**What is expected:** Pull out every line of the listing below where "with" appears.

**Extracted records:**
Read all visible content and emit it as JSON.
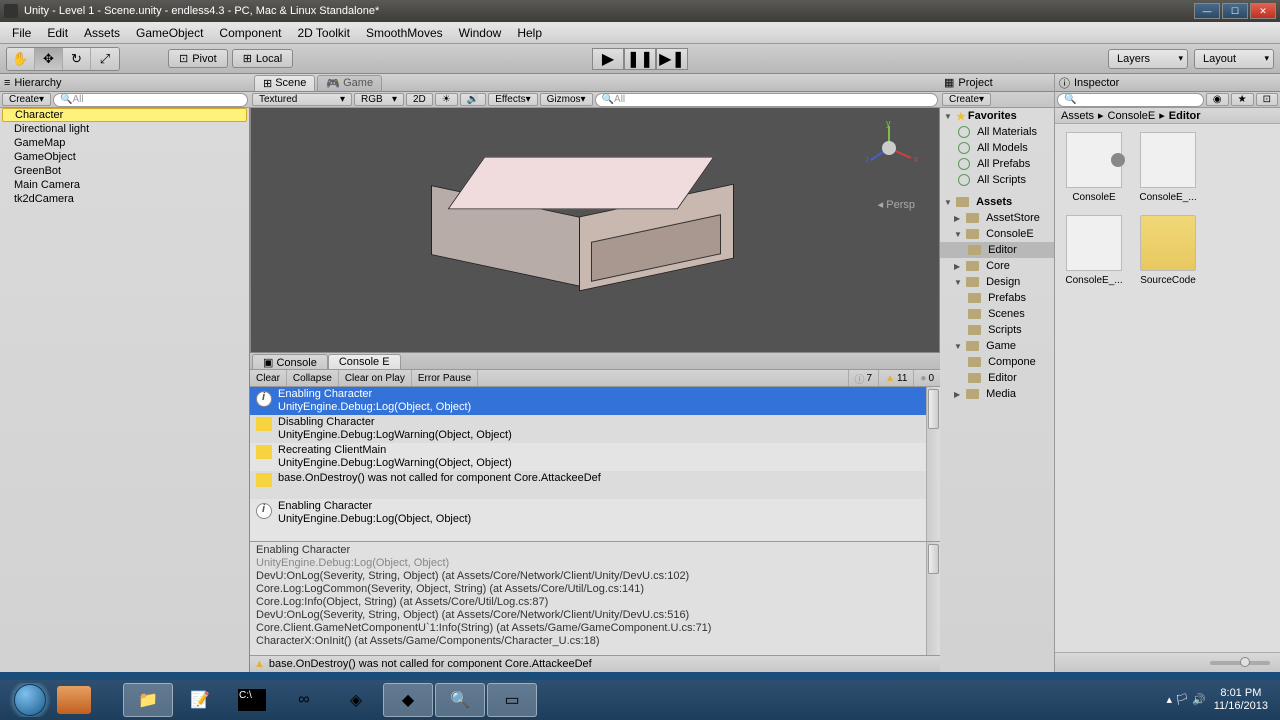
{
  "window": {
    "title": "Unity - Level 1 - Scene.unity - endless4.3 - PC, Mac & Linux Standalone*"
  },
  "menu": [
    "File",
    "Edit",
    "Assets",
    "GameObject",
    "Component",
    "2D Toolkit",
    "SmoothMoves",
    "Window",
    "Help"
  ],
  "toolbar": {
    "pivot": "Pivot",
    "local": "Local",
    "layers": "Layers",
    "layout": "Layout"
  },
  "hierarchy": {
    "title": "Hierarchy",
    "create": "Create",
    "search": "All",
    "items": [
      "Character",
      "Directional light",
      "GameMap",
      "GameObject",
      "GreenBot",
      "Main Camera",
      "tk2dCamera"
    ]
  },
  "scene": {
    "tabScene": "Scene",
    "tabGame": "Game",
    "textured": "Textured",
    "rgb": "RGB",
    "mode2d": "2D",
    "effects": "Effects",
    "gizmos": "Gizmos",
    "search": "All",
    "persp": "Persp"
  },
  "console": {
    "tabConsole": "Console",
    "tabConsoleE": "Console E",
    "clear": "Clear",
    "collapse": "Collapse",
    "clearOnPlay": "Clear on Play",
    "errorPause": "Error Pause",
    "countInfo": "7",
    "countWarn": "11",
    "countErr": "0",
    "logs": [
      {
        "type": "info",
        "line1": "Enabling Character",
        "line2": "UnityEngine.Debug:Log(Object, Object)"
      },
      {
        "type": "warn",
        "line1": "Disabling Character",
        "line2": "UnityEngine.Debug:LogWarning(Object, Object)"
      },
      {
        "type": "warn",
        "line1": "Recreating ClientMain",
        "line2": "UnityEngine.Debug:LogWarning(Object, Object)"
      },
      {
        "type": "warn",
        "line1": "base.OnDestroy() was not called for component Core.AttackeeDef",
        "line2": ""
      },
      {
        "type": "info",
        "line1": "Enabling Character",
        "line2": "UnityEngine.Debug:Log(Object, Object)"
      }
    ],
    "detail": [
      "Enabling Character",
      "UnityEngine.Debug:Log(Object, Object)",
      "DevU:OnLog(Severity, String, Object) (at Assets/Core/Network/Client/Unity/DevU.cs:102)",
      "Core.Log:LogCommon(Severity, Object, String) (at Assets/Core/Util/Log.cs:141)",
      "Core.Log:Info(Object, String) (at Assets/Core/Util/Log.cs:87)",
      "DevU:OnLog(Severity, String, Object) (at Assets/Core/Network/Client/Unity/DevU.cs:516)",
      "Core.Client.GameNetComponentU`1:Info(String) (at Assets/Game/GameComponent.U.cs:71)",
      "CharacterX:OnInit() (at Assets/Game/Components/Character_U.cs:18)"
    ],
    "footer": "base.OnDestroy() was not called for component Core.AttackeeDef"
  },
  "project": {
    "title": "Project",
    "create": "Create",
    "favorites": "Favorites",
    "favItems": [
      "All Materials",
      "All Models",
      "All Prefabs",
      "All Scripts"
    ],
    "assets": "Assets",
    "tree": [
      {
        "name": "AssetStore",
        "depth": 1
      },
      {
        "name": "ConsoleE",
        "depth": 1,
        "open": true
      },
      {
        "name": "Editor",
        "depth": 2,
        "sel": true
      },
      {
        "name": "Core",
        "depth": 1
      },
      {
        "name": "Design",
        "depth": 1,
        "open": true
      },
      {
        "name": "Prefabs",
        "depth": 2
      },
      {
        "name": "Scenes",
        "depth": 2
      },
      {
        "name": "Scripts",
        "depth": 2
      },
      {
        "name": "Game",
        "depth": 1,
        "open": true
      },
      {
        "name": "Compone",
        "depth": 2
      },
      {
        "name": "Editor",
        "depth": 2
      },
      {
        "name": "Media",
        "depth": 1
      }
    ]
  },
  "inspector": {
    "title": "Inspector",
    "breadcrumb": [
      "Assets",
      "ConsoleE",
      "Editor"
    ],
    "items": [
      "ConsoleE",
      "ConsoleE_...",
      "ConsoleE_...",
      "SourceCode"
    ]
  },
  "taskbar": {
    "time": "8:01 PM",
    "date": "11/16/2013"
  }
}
--
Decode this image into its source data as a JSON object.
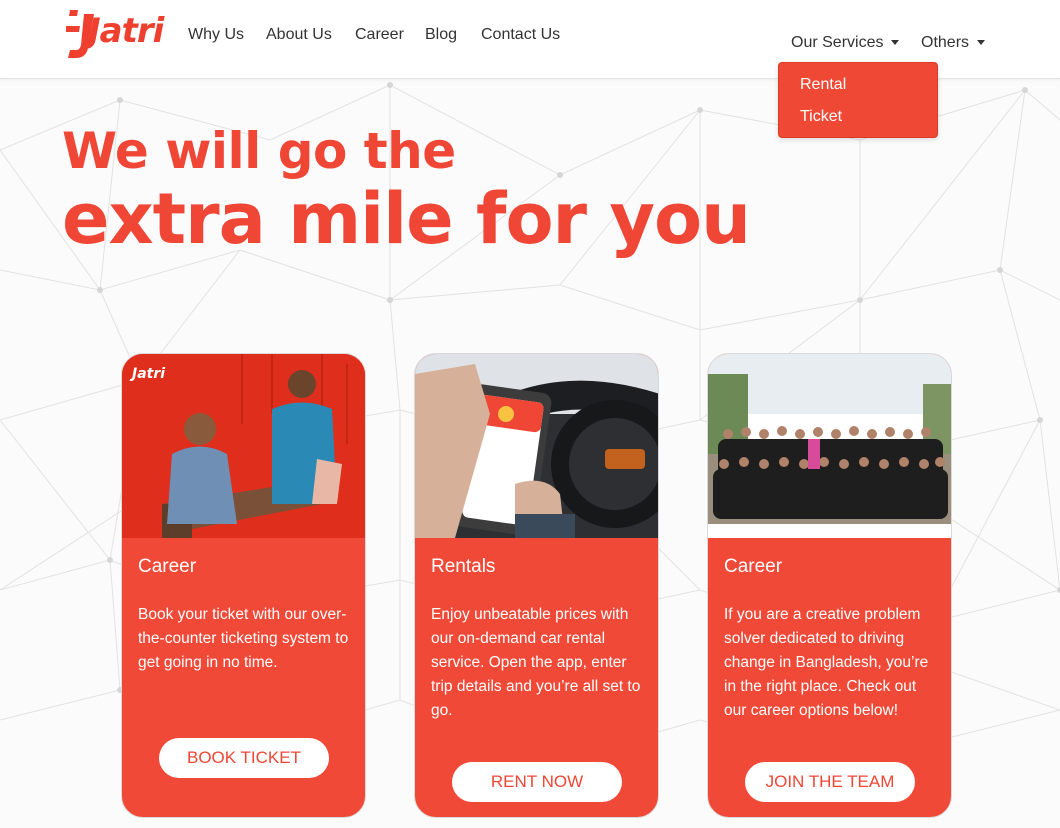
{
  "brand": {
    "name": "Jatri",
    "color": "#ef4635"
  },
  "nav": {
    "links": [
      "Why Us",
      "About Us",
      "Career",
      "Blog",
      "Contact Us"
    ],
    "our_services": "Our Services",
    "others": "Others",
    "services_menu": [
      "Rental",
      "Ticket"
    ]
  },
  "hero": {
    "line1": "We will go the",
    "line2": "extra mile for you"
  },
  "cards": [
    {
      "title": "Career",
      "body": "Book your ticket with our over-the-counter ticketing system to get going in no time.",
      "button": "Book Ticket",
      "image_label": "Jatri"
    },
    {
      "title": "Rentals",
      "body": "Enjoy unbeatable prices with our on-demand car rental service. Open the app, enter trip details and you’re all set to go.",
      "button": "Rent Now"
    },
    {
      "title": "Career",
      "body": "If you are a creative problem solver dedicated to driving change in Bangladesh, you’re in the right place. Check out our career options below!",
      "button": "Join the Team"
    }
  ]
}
==
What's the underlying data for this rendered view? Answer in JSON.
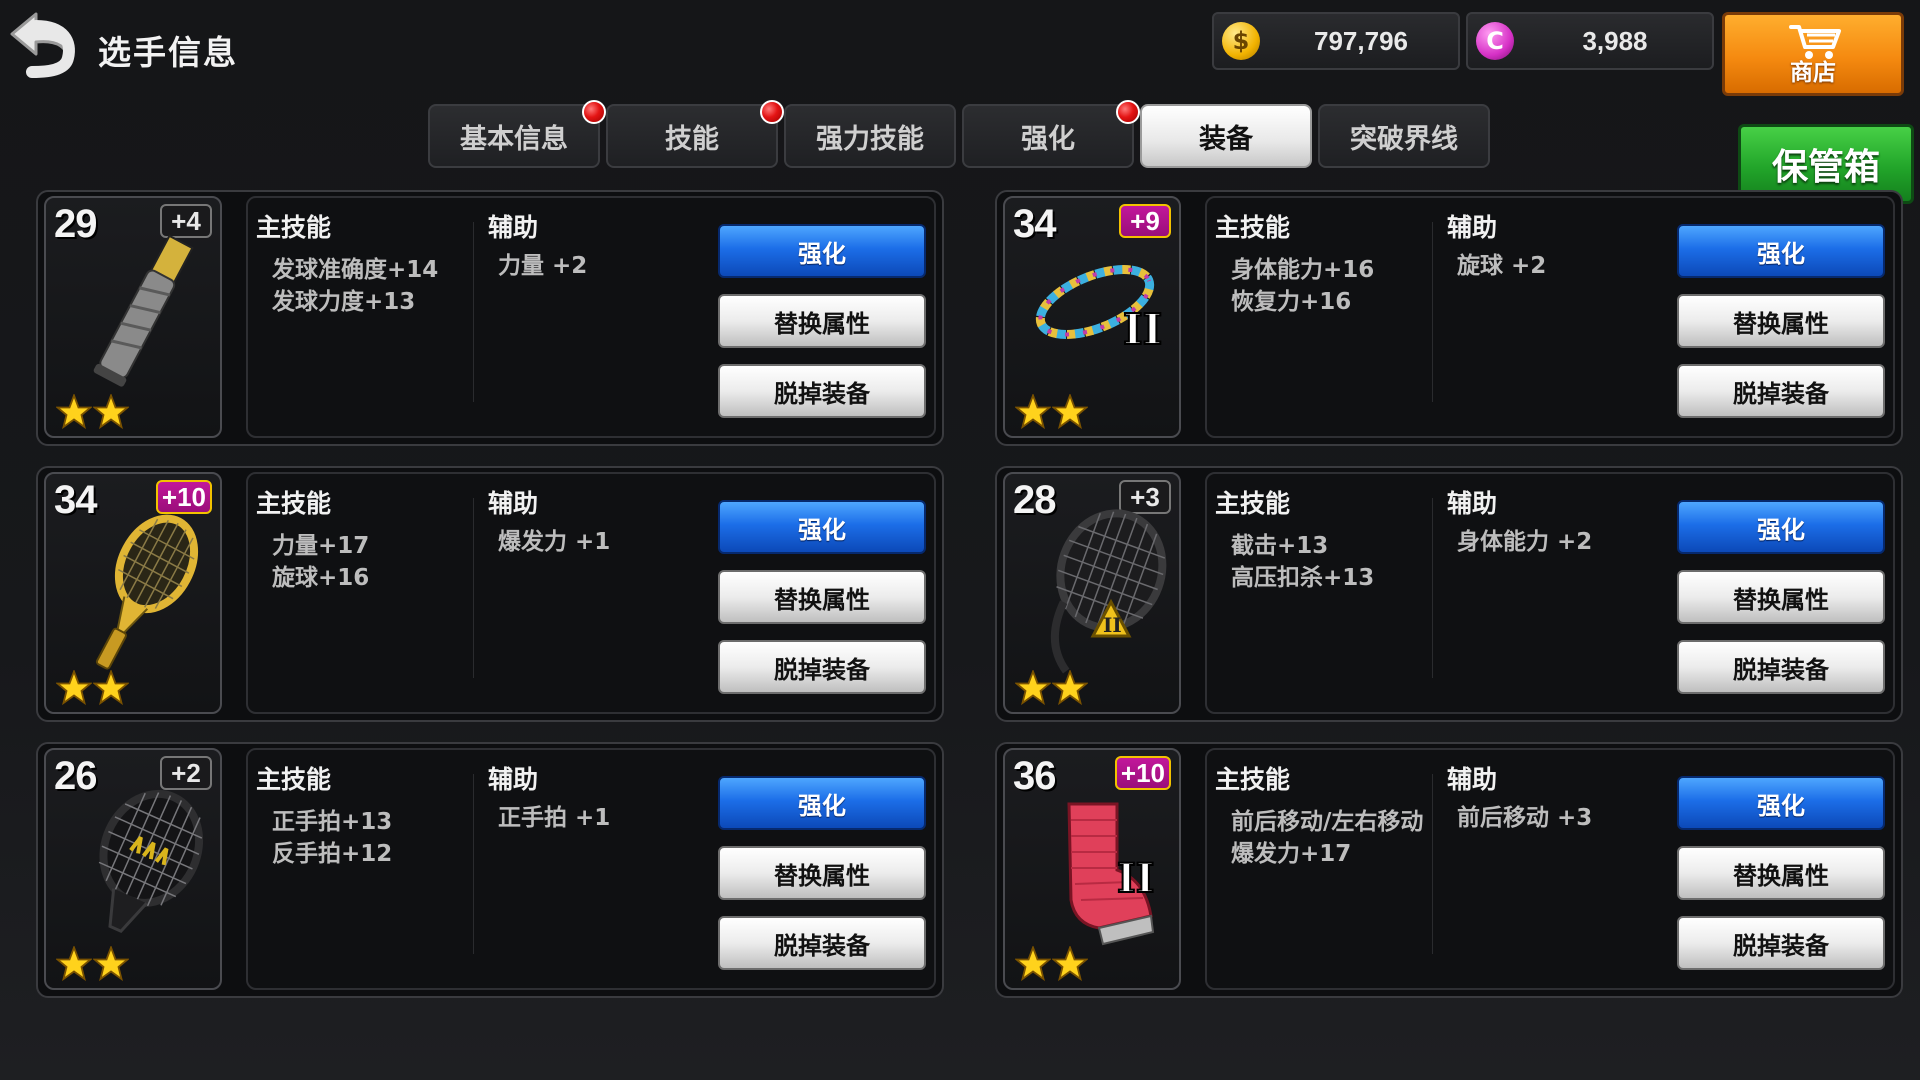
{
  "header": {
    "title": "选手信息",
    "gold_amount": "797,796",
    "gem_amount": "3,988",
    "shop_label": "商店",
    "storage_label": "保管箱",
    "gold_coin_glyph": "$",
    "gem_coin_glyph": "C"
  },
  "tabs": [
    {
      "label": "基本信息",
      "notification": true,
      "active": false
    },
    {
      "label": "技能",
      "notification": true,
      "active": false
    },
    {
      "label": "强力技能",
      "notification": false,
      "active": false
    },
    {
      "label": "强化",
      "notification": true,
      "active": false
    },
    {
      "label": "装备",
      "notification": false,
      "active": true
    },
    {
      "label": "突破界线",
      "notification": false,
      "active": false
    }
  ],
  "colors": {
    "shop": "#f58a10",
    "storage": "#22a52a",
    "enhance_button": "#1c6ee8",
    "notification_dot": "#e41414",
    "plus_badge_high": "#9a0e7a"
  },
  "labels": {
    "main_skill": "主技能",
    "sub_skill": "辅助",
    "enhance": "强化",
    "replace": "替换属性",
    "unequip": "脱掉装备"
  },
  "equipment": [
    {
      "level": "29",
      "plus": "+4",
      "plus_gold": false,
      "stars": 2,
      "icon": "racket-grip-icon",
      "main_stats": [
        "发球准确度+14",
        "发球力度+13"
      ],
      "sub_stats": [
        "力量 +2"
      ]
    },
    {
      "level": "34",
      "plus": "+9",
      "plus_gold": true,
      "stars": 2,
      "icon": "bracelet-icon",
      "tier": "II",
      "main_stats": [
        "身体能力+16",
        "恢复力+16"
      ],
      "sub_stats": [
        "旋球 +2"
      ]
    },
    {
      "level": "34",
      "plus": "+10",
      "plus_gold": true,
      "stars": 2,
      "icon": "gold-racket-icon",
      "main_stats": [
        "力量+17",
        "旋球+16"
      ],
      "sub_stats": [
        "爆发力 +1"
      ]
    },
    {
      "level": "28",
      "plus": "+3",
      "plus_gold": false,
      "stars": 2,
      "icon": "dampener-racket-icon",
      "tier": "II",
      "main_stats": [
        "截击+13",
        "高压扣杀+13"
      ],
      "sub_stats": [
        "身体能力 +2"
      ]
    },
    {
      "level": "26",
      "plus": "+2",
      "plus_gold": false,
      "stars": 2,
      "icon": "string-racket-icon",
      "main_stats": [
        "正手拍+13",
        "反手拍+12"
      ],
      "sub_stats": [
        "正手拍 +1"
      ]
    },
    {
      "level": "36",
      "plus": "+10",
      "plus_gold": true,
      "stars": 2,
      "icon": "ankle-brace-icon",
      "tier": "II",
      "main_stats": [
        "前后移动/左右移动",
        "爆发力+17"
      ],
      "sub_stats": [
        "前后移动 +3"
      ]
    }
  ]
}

**Task solution:**
      "body": "Book your ticket with our over-the-counter ticketing system to get going in no time.",
      "body": "Enjoy unbeatable prices with our on-demand car rental service. Open the app, enter trip details and you’re all set to go.",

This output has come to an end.